== YOUR GOAL ==
Transcribe the entries below exactly; leave every image out.

# RECORDS SHOWN start

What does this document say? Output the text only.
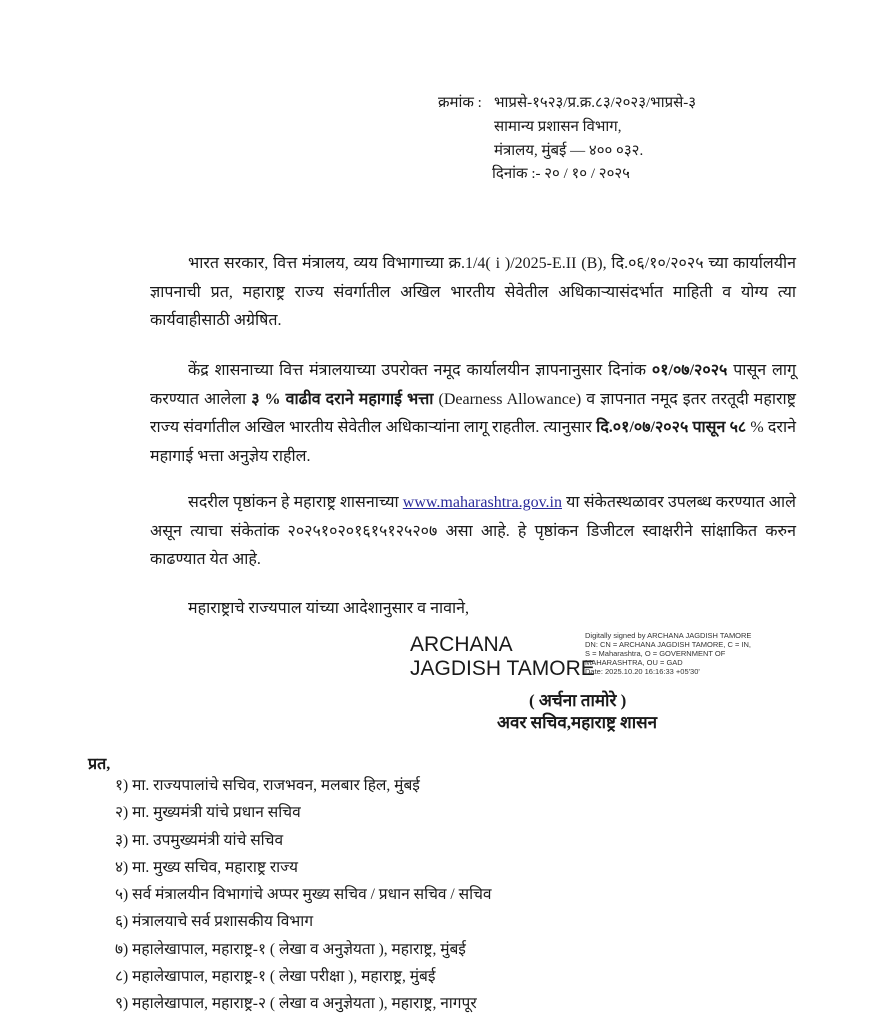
क्रमांक : भाप्रसे-१५२३/प्र.क्र.८३/२०२३/भाप्रसे-३
सामान्य प्रशासन विभाग,
मंत्रालय, मुंबई — ४०० ०३२.
दिनांक :- २० / १० / २०२५
भारत सरकार, वित्त मंत्रालय, व्यय विभागाच्या क्र.1/4( i )/2025-E.II (B), दि.०६/१०/२०२५ च्या कार्यालयीन ज्ञापनाची प्रत, महाराष्ट्र राज्य संवर्गातील अखिल भारतीय सेवेतील अधिकाऱ्यासंदर्भात माहिती व योग्य त्या कार्यवाहीसाठी अग्रेषित.
केंद्र शासनाच्या वित्त मंत्रालयाच्या उपरोक्त नमूद कार्यालयीन ज्ञापनानुसार दिनांक ०१/०७/२०२५ पासून लागू करण्यात आलेला ३ % वाढीव दराने महागाई भत्ता (Dearness Allowance) व ज्ञापनात नमूद इतर तरतूदी महाराष्ट्र राज्य संवर्गातील अखिल भारतीय सेवेतील अधिकाऱ्यांना लागू राहतील. त्यानुसार दि.०१/०७/२०२५ पासून ५८ % दराने महागाई भत्ता अनुज्ञेय राहील.
सदरील पृष्ठांकन हे महाराष्ट्र शासनाच्या www.maharashtra.gov.in या संकेतस्थळावर उपलब्ध करण्यात आले असून त्याचा संकेतांक २०२५१०२०१६१५१२५२०७ असा आहे. हे पृष्ठांकन डिजीटल स्वाक्षरीने सांक्षाकित करुन काढण्यात येत आहे.
महाराष्ट्राचे राज्यपाल यांच्या आदेशानुसार व नावाने,
ARCHANA
JAGDISH TAMORE
Digitally signed by ARCHANA JAGDISH TAMORE
DN: CN = ARCHANA JAGDISH TAMORE, C = IN,
S = Maharashtra, O = GOVERNMENT OF
MAHARASHTRA, OU = GAD
Date: 2025.10.20 16:16:33 +05'30'
( अर्चना तामोरे )
अवर सचिव,महाराष्ट्र शासन
प्रत,
१) मा. राज्यपालांचे सचिव, राजभवन, मलबार हिल, मुंबई
२) मा. मुख्यमंत्री यांचे प्रधान सचिव
३) मा. उपमुख्यमंत्री यांचे सचिव
४) मा. मुख्य सचिव, महाराष्ट्र राज्य
५) सर्व मंत्रालयीन विभागांचे अप्पर मुख्य सचिव / प्रधान सचिव / सचिव
६) मंत्रालयाचे सर्व प्रशासकीय विभाग
७) महालेखापाल, महाराष्ट्र-१ ( लेखा व अनुज्ञेयता ), महाराष्ट्र, मुंबई
८) महालेखापाल, महाराष्ट्र-१ ( लेखा परीक्षा ), महाराष्ट्र, मुंबई
९) महालेखापाल, महाराष्ट्र-२ ( लेखा व अनुज्ञेयता ), महाराष्ट्र, नागपूर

# RECORDS SHOWN end

== WRITTEN RESPONSE ==
What does this document say? Output the text only.
क्रमांक : भाप्रसे-१५२३/प्र.क्र.८३/२०२३/भाप्रसे-३
सामान्य प्रशासन विभाग,
मंत्रालय, मुंबई — ४०० ०३२.
दिनांक :- २० / १० / २०२५
भारत सरकार, वित्त मंत्रालय, व्यय विभागाच्या क्र.1/4( i )/2025-E.II (B), दि.०६/१०/२०२५ च्या कार्यालयीन ज्ञापनाची प्रत, महाराष्ट्र राज्य संवर्गातील अखिल भारतीय सेवेतील अधिकाऱ्यासंदर्भात माहिती व योग्य त्या कार्यवाहीसाठी अग्रेषित.
केंद्र शासनाच्या वित्त मंत्रालयाच्या उपरोक्त नमूद कार्यालयीन ज्ञापनानुसार दिनांक ०१/०७/२०२५ पासून लागू करण्यात आलेला ३ % वाढीव दराने महागाई भत्ता (Dearness Allowance) व ज्ञापनात नमूद इतर तरतूदी महाराष्ट्र राज्य संवर्गातील अखिल भारतीय सेवेतील अधिकाऱ्यांना लागू राहतील. त्यानुसार दि.०१/०७/२०२५ पासून ५८ % दराने महागाई भत्ता अनुज्ञेय राहील.
सदरील पृष्ठांकन हे महाराष्ट्र शासनाच्या www.maharashtra.gov.in या संकेतस्थळावर उपलब्ध करण्यात आले असून त्याचा संकेतांक २०२५१०२०१६१५१२५२०७ असा आहे. हे पृष्ठांकन डिजीटल स्वाक्षरीने सांक्षाकित करुन काढण्यात येत आहे.
महाराष्ट्राचे राज्यपाल यांच्या आदेशानुसार व नावाने,
ARCHANA
JAGDISH TAMORE
Digitally signed by ARCHANA JAGDISH TAMORE
DN: CN = ARCHANA JAGDISH TAMORE, C = IN,
S = Maharashtra, O = GOVERNMENT OF
MAHARASHTRA, OU = GAD
Date: 2025.10.20 16:16:33 +05'30'
( अर्चना तामोरे )
अवर सचिव,महाराष्ट्र शासन
प्रत,
१) मा. राज्यपालांचे सचिव, राजभवन, मलबार हिल, मुंबई
२) मा. मुख्यमंत्री यांचे प्रधान सचिव
३) मा. उपमुख्यमंत्री यांचे सचिव
४) मा. मुख्य सचिव, महाराष्ट्र राज्य
५) सर्व मंत्रालयीन विभागांचे अप्पर मुख्य सचिव / प्रधान सचिव / सचिव
६) मंत्रालयाचे सर्व प्रशासकीय विभाग
७) महालेखापाल, महाराष्ट्र-१ ( लेखा व अनुज्ञेयता ), महाराष्ट्र, मुंबई
८) महालेखापाल, महाराष्ट्र-१ ( लेखा परीक्षा ), महाराष्ट्र, मुंबई
९) महालेखापाल, महाराष्ट्र-२ ( लेखा व अनुज्ञेयता ), महाराष्ट्र, नागपूर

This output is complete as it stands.